◆ Task description
Retype every entry word for word.
** START OF Source material **
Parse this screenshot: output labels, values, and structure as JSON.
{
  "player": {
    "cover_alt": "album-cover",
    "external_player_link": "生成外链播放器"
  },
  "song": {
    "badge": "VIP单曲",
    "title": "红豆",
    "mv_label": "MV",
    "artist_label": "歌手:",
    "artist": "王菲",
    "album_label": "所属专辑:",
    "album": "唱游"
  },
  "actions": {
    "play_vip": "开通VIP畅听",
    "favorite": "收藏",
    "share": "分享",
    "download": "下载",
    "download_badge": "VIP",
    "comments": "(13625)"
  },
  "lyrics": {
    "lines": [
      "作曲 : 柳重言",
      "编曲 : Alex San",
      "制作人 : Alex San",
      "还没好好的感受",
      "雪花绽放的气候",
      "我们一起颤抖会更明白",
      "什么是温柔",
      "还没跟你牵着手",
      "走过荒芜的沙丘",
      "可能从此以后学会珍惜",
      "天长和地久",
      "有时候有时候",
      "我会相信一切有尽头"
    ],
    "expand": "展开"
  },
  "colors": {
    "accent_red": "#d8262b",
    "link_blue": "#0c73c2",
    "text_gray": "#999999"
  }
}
** END OF Source material **
◆ Result
Parse this screenshot: output labels, values, and structure as JSON.
{
  "player": {
    "cover_alt": "album-cover",
    "external_player_link": "生成外链播放器"
  },
  "song": {
    "badge": "VIP单曲",
    "title": "红豆",
    "mv_label": "MV",
    "artist_label": "歌手:",
    "artist": "王菲",
    "album_label": "所属专辑:",
    "album": "唱游"
  },
  "actions": {
    "play_vip": "开通VIP畅听",
    "favorite": "收藏",
    "share": "分享",
    "download": "下载",
    "download_badge": "VIP",
    "comments": "(13625)"
  },
  "lyrics": {
    "lines": [
      "作曲 : 柳重言",
      "编曲 : Alex San",
      "制作人 : Alex San",
      "还没好好的感受",
      "雪花绽放的气候",
      "我们一起颤抖会更明白",
      "什么是温柔",
      "还没跟你牵着手",
      "走过荒芜的沙丘",
      "可能从此以后学会珍惜",
      "天长和地久",
      "有时候有时候",
      "我会相信一切有尽头"
    ],
    "expand": "展开"
  },
  "colors": {
    "accent_red": "#d8262b",
    "link_blue": "#0c73c2",
    "text_gray": "#999999"
  }
}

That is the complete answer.